_TASK:_
Copy everything in the data below exactly except the pictures.

_TASK MATERIAL:_

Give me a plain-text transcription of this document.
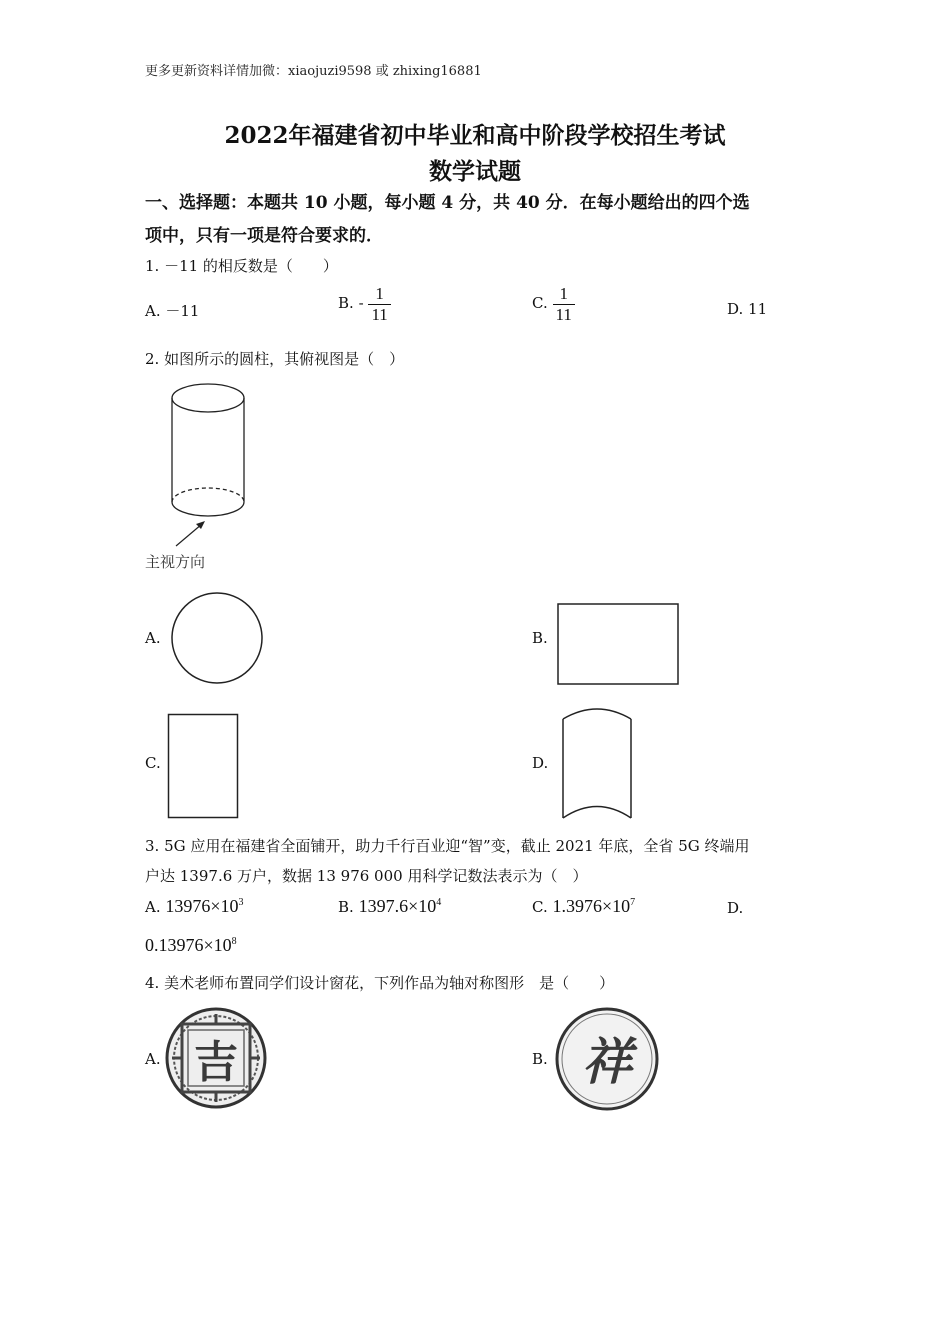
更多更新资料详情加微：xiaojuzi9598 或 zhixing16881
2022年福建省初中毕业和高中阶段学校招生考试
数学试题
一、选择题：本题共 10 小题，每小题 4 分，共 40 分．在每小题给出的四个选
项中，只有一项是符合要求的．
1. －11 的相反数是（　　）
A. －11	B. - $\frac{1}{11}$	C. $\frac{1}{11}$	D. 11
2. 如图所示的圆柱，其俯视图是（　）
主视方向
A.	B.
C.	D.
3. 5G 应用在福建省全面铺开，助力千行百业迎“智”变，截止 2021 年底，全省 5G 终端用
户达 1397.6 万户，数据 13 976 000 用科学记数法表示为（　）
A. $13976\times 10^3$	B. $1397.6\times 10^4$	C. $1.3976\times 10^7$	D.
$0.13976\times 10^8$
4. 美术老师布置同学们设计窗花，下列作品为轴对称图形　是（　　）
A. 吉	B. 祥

_SOLUTION TO THE EXERCISE:_
Give me a plain-text transcription of this document.
更多更新资料详情加微：xiaojuzi9598 或 zhixing16881
2022年福建省初中毕业和高中阶段学校招生考试
数学试题
一、选择题：本题共 10 小题，每小题 4 分，共 40 分．在每小题给出的四个选
项中，只有一项是符合要求的．
1. －11 的相反数是（　　）
A. －11	B. - $\frac{1}{11}$	C. $\frac{1}{11}$	D. 11
2. 如图所示的圆柱，其俯视图是（　）
主视方向
A.	B.
C.	D.
3. 5G 应用在福建省全面铺开，助力千行百业迎“智”变，截止 2021 年底，全省 5G 终端用
户达 1397.6 万户，数据 13 976 000 用科学记数法表示为（　）
A. $13976\times 10^3$	B. $1397.6\times 10^4$	C. $1.3976\times 10^7$	D.
$0.13976\times 10^8$
4. 美术老师布置同学们设计窗花，下列作品为轴对称图形　是（　　）
A. 吉	B. 祥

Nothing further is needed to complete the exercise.